Short problem:
Echo the lines starting at the one containing "appointment-slot[interactable]: 5:30 PM AST [164,300,194,311]" and ending at the one containing "appointment-slot[interactable]: 11:30 AM", both included, with nothing changed.

--- Begin Data section ---

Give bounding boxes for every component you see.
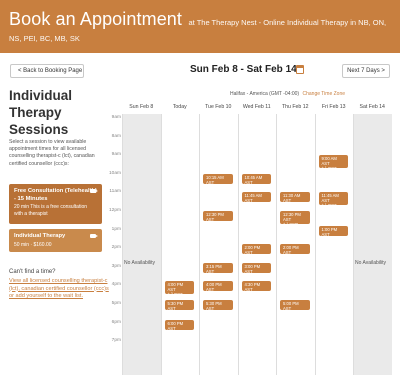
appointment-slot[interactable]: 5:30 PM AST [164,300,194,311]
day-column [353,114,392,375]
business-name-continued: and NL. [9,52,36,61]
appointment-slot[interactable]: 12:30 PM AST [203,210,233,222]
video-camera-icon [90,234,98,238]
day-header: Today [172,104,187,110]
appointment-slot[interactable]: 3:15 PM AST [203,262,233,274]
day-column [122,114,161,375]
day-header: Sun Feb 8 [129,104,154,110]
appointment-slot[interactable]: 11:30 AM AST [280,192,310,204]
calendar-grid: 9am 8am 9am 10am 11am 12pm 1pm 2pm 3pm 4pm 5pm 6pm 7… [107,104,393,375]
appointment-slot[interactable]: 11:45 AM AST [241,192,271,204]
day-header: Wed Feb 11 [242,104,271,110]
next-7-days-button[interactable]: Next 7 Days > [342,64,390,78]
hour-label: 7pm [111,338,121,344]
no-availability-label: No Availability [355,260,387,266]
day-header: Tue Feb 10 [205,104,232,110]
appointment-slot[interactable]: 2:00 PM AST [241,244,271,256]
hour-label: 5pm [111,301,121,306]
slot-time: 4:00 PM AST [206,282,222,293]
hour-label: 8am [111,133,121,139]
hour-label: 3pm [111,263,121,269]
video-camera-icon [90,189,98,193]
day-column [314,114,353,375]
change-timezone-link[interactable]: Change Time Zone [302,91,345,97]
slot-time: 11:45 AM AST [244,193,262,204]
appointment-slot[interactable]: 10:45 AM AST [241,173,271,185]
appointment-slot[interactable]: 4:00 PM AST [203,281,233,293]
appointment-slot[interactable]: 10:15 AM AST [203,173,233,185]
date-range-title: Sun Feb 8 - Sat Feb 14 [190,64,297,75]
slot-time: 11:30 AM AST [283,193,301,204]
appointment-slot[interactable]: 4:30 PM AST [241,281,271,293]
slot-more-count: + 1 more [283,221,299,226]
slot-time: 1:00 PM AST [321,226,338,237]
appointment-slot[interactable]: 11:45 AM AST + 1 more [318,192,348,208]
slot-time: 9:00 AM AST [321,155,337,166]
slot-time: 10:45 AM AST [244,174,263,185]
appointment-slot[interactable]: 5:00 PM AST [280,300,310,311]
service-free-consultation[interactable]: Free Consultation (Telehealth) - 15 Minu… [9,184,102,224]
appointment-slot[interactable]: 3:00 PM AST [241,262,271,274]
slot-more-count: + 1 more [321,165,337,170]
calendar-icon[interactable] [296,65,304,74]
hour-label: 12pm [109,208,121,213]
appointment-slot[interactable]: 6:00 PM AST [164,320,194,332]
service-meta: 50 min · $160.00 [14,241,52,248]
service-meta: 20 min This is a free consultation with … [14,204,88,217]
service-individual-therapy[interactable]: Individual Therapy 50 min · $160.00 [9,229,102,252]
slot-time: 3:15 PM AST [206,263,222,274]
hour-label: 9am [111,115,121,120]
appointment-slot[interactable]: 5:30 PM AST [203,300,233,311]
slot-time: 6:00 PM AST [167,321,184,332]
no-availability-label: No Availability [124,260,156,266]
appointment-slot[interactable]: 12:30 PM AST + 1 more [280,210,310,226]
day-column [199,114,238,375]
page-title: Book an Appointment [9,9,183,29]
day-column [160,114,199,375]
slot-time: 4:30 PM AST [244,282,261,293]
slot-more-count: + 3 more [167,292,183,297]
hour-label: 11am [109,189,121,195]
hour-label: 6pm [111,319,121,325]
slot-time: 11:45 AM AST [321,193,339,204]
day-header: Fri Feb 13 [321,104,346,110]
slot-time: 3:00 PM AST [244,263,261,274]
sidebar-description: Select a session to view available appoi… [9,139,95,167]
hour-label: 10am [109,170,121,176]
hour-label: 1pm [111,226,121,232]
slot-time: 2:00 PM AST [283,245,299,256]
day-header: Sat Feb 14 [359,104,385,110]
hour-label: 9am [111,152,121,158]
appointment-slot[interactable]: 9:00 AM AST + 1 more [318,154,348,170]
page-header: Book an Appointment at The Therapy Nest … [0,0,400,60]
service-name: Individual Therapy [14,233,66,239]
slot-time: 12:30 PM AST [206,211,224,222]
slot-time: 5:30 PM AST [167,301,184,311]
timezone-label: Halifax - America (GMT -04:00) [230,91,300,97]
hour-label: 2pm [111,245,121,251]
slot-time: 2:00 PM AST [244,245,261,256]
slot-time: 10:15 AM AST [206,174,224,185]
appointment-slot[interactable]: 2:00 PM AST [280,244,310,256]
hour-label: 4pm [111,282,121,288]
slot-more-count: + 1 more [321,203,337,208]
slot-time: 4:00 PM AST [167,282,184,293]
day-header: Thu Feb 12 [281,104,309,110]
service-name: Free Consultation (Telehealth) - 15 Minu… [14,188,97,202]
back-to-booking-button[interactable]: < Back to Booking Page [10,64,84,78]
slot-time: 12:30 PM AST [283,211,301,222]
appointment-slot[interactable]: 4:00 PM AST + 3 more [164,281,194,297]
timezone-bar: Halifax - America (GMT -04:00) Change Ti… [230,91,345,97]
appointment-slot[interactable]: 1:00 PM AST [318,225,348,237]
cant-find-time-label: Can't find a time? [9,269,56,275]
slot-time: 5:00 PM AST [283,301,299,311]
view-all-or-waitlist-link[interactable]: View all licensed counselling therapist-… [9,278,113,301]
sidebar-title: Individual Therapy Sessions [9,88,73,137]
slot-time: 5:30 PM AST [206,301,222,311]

--- End Data section ---
--- Begin Data section ---

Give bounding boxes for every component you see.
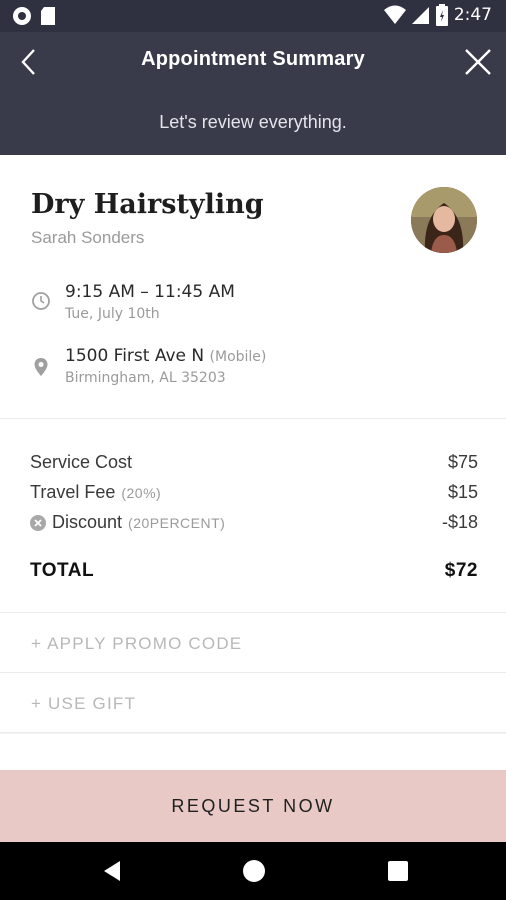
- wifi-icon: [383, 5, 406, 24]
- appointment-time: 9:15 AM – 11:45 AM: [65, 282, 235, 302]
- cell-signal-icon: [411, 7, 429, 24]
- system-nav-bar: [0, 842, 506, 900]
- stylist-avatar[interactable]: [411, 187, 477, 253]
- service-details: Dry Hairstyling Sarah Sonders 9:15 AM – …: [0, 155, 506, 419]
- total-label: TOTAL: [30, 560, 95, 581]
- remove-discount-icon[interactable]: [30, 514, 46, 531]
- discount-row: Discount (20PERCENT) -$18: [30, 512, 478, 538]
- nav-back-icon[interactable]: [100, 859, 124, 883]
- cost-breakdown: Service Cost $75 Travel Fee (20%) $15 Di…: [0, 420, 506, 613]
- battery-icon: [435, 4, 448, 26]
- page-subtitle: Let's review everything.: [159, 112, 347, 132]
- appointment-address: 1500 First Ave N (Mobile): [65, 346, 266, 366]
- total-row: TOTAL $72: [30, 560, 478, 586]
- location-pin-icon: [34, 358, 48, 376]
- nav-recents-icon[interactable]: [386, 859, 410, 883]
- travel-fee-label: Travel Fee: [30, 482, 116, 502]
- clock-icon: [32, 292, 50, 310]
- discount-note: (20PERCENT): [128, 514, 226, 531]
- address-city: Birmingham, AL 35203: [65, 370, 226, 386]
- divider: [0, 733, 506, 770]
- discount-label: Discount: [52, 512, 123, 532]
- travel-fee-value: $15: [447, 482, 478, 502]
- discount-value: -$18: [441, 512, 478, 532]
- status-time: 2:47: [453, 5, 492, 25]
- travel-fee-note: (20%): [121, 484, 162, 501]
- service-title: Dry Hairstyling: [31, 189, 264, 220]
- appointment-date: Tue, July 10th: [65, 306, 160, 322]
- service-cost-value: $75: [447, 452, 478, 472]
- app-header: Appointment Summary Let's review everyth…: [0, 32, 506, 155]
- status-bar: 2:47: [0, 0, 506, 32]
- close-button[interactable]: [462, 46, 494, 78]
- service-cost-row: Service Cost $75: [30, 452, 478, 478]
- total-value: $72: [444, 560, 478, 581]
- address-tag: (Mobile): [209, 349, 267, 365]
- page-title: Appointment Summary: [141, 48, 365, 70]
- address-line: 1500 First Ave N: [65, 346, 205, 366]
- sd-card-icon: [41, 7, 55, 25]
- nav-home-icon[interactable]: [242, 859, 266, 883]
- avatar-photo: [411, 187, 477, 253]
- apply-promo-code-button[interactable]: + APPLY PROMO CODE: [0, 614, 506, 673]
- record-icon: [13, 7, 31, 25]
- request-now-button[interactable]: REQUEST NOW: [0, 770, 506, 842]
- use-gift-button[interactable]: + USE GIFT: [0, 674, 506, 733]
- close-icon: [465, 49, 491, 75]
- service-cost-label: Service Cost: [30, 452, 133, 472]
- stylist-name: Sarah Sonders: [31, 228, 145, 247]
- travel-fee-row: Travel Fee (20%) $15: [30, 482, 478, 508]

--- End Data section ---

Answer for the task:
appointment-slot[interactable]: 5:30 PM AST [164,300,194,311]
day-column [353,114,392,375]
business-name-continued: and NL. [9,52,36,61]
appointment-slot[interactable]: 12:30 PM AST [203,210,233,222]
video-camera-icon [90,234,98,238]
day-header: Today [172,104,187,110]
appointment-slot[interactable]: 3:15 PM AST [203,262,233,274]
day-column [122,114,161,375]
day-header: Sun Feb 8 [129,104,154,110]
appointment-slot[interactable]: 11:30 AM AST [280,192,310,204]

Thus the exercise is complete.